▶ GOAL
Locate and copy each line in the data that contains the word "https".

▶ RECORDS SUPPLIED

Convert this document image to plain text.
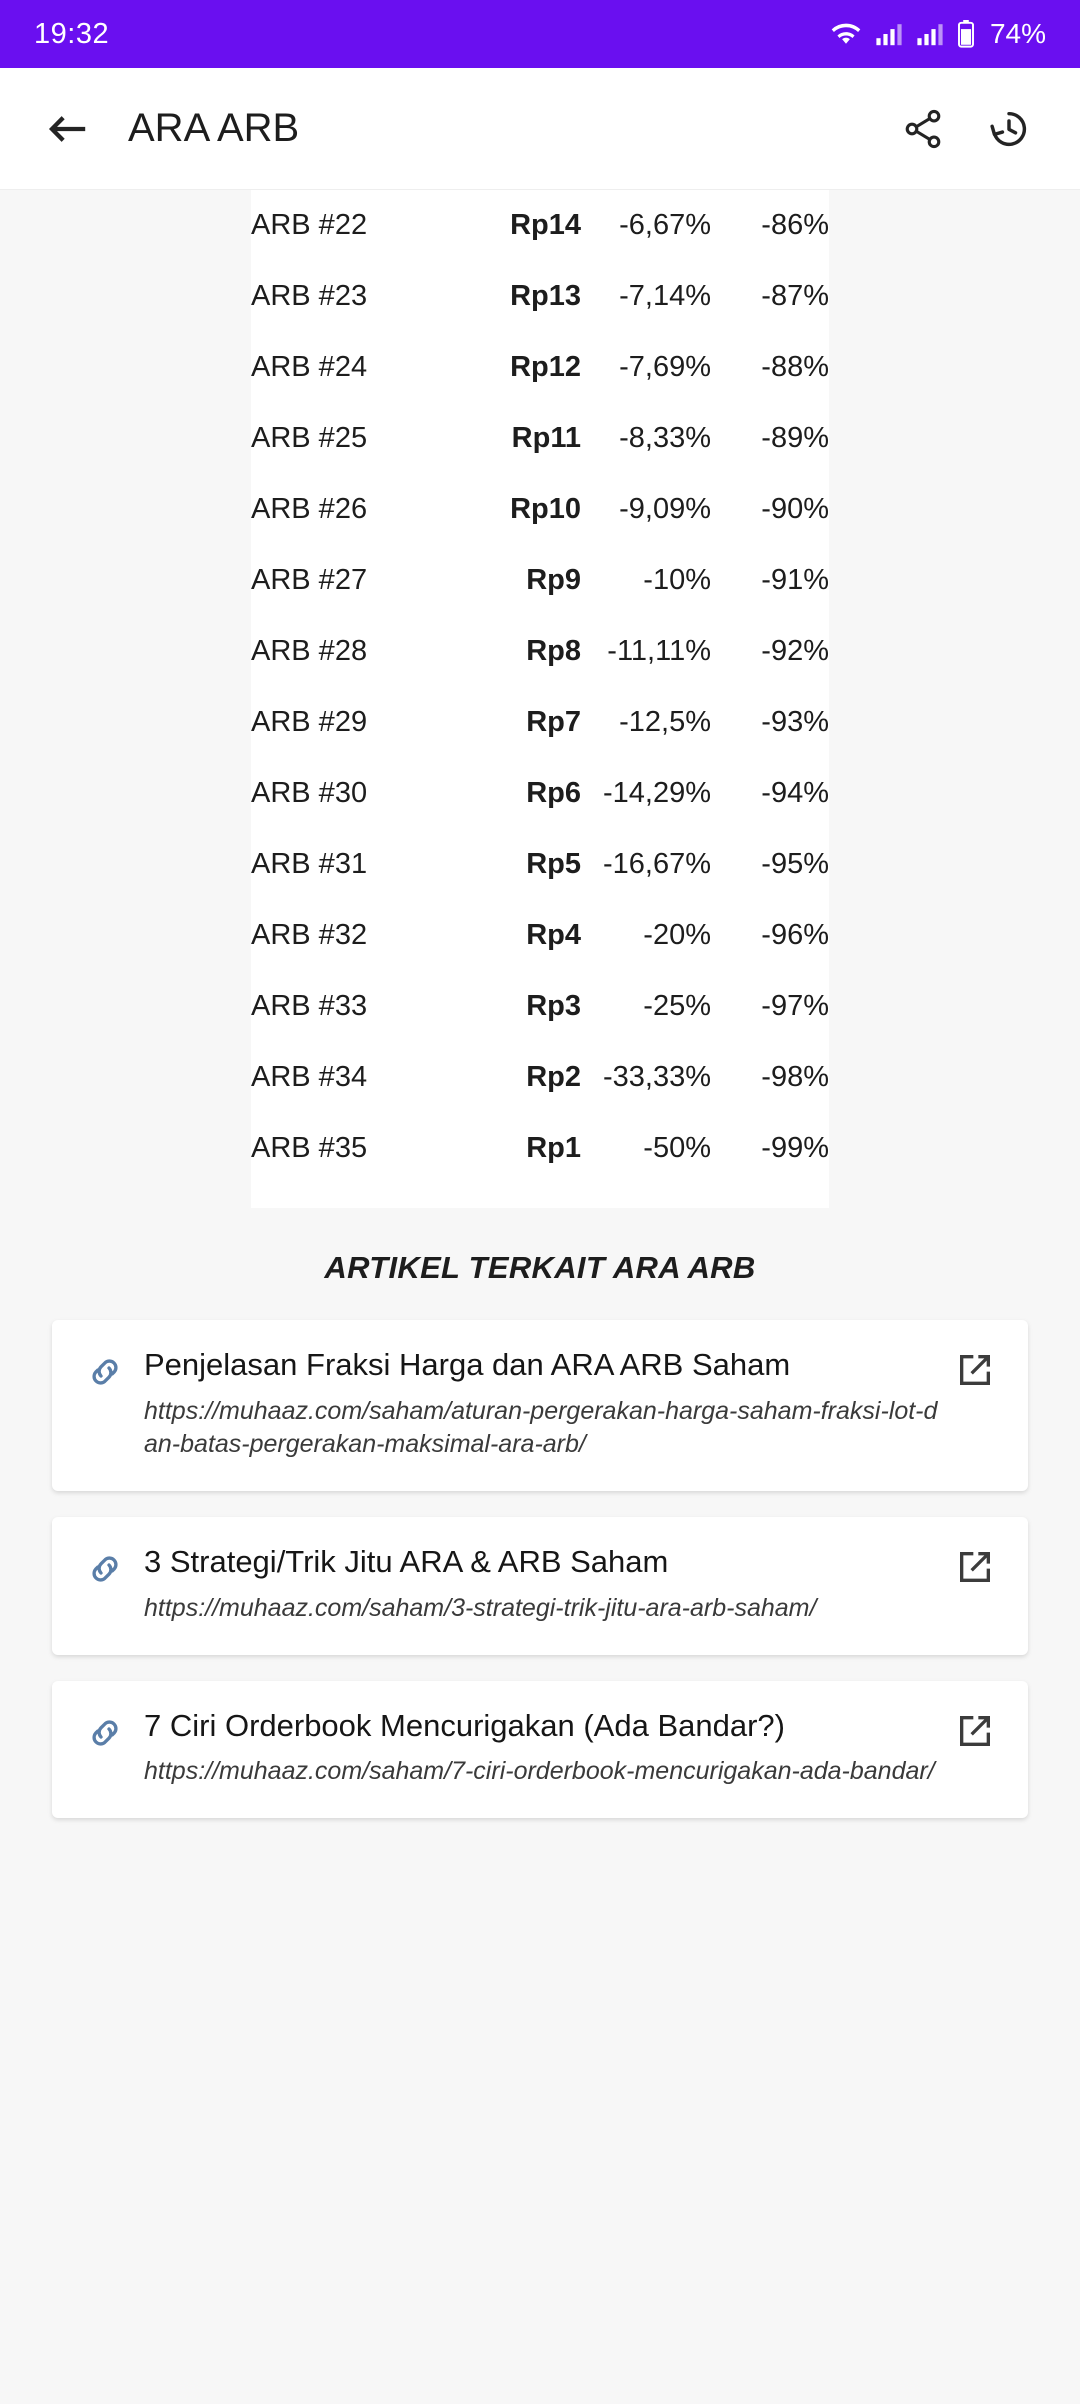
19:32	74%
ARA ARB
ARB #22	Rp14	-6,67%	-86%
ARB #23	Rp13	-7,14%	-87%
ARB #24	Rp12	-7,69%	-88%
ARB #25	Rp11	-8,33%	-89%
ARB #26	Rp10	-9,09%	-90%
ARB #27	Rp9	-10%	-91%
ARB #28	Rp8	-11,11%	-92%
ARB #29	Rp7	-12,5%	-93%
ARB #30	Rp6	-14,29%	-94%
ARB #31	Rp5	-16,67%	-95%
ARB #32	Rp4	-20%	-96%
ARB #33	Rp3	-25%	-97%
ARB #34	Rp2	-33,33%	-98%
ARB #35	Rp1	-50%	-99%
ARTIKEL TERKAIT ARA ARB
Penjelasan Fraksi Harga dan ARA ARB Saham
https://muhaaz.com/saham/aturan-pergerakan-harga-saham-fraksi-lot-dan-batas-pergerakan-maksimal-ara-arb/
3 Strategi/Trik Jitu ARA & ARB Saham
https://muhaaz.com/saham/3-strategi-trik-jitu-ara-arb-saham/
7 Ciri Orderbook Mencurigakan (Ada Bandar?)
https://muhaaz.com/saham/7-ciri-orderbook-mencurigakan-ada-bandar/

▶ FINAL RESULT
https://muhaaz.com/saham/aturan-pergerakan-harga-saham-fraksi-lot-dan-batas-pergerakan-maksimal-ara-arb/
https://muhaaz.com/saham/3-strategi-trik-jitu-ara-arb-saham/
https://muhaaz.com/saham/7-ciri-orderbook-mencurigakan-ada-bandar/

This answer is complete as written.